Aim:
Give every entry again, word for word.

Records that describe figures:
>> start
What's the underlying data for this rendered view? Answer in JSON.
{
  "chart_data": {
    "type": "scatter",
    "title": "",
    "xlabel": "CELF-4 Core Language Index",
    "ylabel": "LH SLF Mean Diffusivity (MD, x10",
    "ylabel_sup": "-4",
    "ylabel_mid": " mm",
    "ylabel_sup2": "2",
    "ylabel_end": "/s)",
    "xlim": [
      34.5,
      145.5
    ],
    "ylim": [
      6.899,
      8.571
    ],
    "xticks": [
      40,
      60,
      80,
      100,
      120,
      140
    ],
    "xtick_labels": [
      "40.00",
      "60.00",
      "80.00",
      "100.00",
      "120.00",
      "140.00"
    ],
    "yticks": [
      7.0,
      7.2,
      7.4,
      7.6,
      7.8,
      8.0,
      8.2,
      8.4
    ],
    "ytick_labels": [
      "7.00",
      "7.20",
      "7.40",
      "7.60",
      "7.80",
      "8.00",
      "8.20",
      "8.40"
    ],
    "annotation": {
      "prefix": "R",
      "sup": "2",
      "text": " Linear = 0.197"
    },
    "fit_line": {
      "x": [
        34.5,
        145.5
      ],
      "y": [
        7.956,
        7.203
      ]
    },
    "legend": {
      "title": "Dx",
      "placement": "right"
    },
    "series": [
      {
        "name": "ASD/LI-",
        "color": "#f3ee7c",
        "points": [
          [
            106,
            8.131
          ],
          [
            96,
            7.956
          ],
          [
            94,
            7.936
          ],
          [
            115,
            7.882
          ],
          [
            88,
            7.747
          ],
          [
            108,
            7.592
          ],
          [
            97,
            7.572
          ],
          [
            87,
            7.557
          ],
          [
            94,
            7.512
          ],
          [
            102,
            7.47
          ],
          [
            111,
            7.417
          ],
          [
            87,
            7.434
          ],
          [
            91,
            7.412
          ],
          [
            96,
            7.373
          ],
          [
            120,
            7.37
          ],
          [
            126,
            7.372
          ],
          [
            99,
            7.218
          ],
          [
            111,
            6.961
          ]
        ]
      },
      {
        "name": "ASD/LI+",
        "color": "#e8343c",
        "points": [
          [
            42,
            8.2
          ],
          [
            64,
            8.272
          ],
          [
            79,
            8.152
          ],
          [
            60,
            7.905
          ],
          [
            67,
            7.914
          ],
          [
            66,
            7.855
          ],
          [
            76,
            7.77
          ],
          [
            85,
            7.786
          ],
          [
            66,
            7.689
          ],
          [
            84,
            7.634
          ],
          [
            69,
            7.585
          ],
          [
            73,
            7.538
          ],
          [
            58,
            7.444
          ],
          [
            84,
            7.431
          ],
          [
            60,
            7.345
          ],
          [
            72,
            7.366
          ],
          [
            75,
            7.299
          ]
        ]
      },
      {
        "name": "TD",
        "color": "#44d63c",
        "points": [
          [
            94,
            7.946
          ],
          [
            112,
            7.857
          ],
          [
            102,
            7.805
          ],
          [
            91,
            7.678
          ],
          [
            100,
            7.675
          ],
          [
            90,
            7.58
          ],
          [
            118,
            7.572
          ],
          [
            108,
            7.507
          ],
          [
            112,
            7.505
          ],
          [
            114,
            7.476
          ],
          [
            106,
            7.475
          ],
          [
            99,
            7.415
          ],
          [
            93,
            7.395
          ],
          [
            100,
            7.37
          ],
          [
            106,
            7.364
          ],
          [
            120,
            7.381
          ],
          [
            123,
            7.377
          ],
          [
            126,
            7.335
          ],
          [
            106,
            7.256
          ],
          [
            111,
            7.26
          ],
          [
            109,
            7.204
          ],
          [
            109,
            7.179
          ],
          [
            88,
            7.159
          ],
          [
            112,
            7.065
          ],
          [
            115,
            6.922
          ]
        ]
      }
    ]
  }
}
>> end
Solution to this problem:
What's the underlying data for this rendered view? Answer in JSON.
{
  "chart_data": {
    "type": "scatter",
    "title": "",
    "xlabel": "CELF-4 Core Language Index",
    "ylabel": "LH SLF Mean Diffusivity (MD, x10",
    "ylabel_sup": "-4",
    "ylabel_mid": " mm",
    "ylabel_sup2": "2",
    "ylabel_end": "/s)",
    "xlim": [
      34.5,
      145.5
    ],
    "ylim": [
      6.899,
      8.571
    ],
    "xticks": [
      40,
      60,
      80,
      100,
      120,
      140
    ],
    "xtick_labels": [
      "40.00",
      "60.00",
      "80.00",
      "100.00",
      "120.00",
      "140.00"
    ],
    "yticks": [
      7.0,
      7.2,
      7.4,
      7.6,
      7.8,
      8.0,
      8.2,
      8.4
    ],
    "ytick_labels": [
      "7.00",
      "7.20",
      "7.40",
      "7.60",
      "7.80",
      "8.00",
      "8.20",
      "8.40"
    ],
    "annotation": {
      "prefix": "R",
      "sup": "2",
      "text": " Linear = 0.197"
    },
    "fit_line": {
      "x": [
        34.5,
        145.5
      ],
      "y": [
        7.956,
        7.203
      ]
    },
    "legend": {
      "title": "Dx",
      "placement": "right"
    },
    "series": [
      {
        "name": "ASD/LI-",
        "color": "#f3ee7c",
        "points": [
          [
            106,
            8.131
          ],
          [
            96,
            7.956
          ],
          [
            94,
            7.936
          ],
          [
            115,
            7.882
          ],
          [
            88,
            7.747
          ],
          [
            108,
            7.592
          ],
          [
            97,
            7.572
          ],
          [
            87,
            7.557
          ],
          [
            94,
            7.512
          ],
          [
            102,
            7.47
          ],
          [
            111,
            7.417
          ],
          [
            87,
            7.434
          ],
          [
            91,
            7.412
          ],
          [
            96,
            7.373
          ],
          [
            120,
            7.37
          ],
          [
            126,
            7.372
          ],
          [
            99,
            7.218
          ],
          [
            111,
            6.961
          ]
        ]
      },
      {
        "name": "ASD/LI+",
        "color": "#e8343c",
        "points": [
          [
            42,
            8.2
          ],
          [
            64,
            8.272
          ],
          [
            79,
            8.152
          ],
          [
            60,
            7.905
          ],
          [
            67,
            7.914
          ],
          [
            66,
            7.855
          ],
          [
            76,
            7.77
          ],
          [
            85,
            7.786
          ],
          [
            66,
            7.689
          ],
          [
            84,
            7.634
          ],
          [
            69,
            7.585
          ],
          [
            73,
            7.538
          ],
          [
            58,
            7.444
          ],
          [
            84,
            7.431
          ],
          [
            60,
            7.345
          ],
          [
            72,
            7.366
          ],
          [
            75,
            7.299
          ]
        ]
      },
      {
        "name": "TD",
        "color": "#44d63c",
        "points": [
          [
            94,
            7.946
          ],
          [
            112,
            7.857
          ],
          [
            102,
            7.805
          ],
          [
            91,
            7.678
          ],
          [
            100,
            7.675
          ],
          [
            90,
            7.58
          ],
          [
            118,
            7.572
          ],
          [
            108,
            7.507
          ],
          [
            112,
            7.505
          ],
          [
            114,
            7.476
          ],
          [
            106,
            7.475
          ],
          [
            99,
            7.415
          ],
          [
            93,
            7.395
          ],
          [
            100,
            7.37
          ],
          [
            106,
            7.364
          ],
          [
            120,
            7.381
          ],
          [
            123,
            7.377
          ],
          [
            126,
            7.335
          ],
          [
            106,
            7.256
          ],
          [
            111,
            7.26
          ],
          [
            109,
            7.204
          ],
          [
            109,
            7.179
          ],
          [
            88,
            7.159
          ],
          [
            112,
            7.065
          ],
          [
            115,
            6.922
          ]
        ]
      }
    ]
  }
}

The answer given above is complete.